◆ **PROBLEM**
Write out the whole of the material exactly.
===== DATA SHOWN =====
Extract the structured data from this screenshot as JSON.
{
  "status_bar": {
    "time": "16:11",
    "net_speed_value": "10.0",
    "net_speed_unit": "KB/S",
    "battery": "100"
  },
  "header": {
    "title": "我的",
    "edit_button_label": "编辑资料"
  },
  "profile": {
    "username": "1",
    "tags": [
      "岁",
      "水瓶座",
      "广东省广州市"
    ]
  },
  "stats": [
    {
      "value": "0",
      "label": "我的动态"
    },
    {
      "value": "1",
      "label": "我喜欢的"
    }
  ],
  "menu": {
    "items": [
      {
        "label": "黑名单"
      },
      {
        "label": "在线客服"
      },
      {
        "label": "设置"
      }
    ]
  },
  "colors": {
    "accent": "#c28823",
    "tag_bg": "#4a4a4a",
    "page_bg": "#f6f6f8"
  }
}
=====
◆ **TASK RESULT**
Extract the structured data from this screenshot as JSON.
{
  "status_bar": {
    "time": "16:11",
    "net_speed_value": "10.0",
    "net_speed_unit": "KB/S",
    "battery": "100"
  },
  "header": {
    "title": "我的",
    "edit_button_label": "编辑资料"
  },
  "profile": {
    "username": "1",
    "tags": [
      "岁",
      "水瓶座",
      "广东省广州市"
    ]
  },
  "stats": [
    {
      "value": "0",
      "label": "我的动态"
    },
    {
      "value": "1",
      "label": "我喜欢的"
    }
  ],
  "menu": {
    "items": [
      {
        "label": "黑名单"
      },
      {
        "label": "在线客服"
      },
      {
        "label": "设置"
      }
    ]
  },
  "colors": {
    "accent": "#c28823",
    "tag_bg": "#4a4a4a",
    "page_bg": "#f6f6f8"
  }
}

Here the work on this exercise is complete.